**Work to be completed:**
Go through the material and pull out every line with the string "this" in it.

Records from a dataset
========================

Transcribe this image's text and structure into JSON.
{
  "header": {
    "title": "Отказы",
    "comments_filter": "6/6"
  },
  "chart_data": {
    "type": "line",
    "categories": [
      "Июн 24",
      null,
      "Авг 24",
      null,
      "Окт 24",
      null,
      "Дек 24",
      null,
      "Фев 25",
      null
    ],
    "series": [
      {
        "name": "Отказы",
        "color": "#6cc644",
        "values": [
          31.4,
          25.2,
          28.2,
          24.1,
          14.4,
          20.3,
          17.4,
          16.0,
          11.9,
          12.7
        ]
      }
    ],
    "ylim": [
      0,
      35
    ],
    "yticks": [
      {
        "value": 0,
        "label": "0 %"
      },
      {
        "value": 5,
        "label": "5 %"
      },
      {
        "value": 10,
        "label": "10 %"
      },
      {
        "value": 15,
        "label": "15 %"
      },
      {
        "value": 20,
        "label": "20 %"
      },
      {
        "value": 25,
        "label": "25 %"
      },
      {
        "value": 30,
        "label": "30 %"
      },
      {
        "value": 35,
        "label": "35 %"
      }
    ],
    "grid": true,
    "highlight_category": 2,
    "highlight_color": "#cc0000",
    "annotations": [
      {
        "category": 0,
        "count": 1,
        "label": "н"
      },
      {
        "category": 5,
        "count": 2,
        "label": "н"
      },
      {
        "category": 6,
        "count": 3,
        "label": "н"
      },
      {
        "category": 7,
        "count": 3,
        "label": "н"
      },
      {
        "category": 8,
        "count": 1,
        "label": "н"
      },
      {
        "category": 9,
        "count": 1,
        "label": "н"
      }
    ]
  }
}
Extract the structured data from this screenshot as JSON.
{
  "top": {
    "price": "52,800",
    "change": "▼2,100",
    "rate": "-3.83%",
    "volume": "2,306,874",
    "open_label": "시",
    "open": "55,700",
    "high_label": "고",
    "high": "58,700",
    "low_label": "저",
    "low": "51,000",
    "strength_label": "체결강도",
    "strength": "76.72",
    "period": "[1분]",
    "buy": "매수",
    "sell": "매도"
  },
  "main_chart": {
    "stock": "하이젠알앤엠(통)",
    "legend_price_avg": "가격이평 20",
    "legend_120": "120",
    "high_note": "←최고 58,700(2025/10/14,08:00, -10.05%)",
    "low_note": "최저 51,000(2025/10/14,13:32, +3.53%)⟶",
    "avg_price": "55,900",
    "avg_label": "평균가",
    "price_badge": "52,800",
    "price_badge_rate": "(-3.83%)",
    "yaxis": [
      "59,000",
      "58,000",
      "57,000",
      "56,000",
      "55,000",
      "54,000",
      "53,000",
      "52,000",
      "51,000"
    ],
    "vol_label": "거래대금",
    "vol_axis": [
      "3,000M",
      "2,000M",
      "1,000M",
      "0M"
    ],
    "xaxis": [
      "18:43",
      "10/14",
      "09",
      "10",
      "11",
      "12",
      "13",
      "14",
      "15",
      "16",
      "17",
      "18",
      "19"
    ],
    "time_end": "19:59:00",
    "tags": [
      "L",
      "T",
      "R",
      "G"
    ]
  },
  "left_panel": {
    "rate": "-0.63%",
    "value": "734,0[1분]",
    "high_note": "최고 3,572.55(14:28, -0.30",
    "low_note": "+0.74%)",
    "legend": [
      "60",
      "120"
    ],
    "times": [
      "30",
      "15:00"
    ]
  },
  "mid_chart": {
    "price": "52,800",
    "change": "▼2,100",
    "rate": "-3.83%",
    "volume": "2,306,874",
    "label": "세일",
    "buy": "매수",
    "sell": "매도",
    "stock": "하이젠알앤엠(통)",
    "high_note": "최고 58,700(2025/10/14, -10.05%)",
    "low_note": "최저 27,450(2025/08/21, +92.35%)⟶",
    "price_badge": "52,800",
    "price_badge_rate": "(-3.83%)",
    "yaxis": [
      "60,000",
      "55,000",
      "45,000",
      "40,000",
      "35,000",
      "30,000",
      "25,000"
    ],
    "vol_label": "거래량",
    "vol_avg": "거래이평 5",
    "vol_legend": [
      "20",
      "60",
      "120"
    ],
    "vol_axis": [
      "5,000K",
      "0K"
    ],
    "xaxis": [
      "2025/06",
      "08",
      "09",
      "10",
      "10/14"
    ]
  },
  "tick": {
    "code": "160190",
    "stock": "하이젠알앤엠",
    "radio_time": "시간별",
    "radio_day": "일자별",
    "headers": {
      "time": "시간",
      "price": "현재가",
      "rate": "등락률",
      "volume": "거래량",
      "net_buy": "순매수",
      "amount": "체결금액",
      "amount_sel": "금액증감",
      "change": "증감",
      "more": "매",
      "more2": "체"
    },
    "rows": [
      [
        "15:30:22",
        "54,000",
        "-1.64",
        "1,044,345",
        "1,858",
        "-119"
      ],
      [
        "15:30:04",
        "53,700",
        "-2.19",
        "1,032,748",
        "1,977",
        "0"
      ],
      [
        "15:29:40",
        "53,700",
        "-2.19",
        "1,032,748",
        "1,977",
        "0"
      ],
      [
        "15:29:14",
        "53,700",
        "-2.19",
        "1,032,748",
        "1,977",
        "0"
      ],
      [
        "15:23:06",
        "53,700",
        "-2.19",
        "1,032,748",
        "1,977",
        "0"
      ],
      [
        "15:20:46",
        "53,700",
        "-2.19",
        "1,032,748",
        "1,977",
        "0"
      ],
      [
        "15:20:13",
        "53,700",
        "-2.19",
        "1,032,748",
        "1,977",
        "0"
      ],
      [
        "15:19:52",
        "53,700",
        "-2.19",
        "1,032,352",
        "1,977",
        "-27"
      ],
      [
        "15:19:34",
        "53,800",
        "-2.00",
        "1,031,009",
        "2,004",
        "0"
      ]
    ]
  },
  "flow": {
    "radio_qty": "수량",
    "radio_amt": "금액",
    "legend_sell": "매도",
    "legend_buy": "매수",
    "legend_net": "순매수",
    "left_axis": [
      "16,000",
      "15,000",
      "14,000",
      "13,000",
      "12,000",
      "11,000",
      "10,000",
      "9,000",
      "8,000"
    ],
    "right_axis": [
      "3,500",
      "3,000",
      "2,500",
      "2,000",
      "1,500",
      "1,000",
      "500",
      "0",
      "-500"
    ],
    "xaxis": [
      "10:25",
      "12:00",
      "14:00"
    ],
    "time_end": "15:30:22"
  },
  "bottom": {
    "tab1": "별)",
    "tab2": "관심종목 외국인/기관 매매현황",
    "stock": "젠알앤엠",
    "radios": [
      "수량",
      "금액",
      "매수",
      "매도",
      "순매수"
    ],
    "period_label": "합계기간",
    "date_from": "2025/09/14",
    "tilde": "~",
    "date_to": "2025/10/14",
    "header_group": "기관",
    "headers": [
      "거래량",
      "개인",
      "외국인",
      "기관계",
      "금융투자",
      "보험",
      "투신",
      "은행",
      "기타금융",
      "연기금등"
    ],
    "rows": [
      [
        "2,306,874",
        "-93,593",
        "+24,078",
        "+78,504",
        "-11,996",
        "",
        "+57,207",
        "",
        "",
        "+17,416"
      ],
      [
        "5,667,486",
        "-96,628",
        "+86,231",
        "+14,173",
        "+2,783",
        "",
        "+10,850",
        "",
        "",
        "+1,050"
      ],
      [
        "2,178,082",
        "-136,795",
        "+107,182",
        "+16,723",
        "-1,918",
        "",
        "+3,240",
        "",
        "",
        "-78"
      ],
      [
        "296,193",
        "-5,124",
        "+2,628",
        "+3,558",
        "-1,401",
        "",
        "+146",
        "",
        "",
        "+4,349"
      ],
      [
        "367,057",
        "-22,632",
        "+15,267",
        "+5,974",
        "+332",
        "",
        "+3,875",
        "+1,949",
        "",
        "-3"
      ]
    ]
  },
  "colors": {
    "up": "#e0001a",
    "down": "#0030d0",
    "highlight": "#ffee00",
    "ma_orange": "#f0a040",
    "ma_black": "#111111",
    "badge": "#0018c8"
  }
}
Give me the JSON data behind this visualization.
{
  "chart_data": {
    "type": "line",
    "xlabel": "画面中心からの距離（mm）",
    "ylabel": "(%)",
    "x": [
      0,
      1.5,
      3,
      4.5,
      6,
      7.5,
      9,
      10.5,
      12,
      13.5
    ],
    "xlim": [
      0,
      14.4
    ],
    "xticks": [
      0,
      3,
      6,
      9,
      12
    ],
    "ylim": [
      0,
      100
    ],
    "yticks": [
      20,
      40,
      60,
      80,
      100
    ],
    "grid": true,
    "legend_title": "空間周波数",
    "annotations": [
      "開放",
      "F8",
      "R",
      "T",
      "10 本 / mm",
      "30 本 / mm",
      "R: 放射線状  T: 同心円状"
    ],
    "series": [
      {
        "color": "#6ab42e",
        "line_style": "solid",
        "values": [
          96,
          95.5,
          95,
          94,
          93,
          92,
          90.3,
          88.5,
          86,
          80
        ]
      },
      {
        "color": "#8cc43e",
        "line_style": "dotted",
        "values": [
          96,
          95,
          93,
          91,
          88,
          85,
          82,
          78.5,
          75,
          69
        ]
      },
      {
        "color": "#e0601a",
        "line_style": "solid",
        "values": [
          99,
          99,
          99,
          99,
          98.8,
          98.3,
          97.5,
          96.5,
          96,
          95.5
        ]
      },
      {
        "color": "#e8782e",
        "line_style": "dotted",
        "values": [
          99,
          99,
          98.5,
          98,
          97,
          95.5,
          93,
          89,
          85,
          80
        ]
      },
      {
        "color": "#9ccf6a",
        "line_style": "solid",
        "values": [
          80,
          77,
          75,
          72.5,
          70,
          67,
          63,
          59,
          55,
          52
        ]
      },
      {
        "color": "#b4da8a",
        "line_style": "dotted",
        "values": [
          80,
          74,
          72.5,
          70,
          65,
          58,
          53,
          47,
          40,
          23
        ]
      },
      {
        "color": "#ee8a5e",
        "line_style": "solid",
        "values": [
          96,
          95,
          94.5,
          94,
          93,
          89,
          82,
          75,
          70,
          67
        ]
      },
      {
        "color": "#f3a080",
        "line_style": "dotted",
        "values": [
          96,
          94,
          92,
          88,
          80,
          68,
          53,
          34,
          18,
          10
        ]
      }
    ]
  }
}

========================

**Reply to the exercise:**
Transcribe this image's text and structure into JSON.
Extract the structured data from this screenshot as JSON.
Give me the JSON data behind this visualization.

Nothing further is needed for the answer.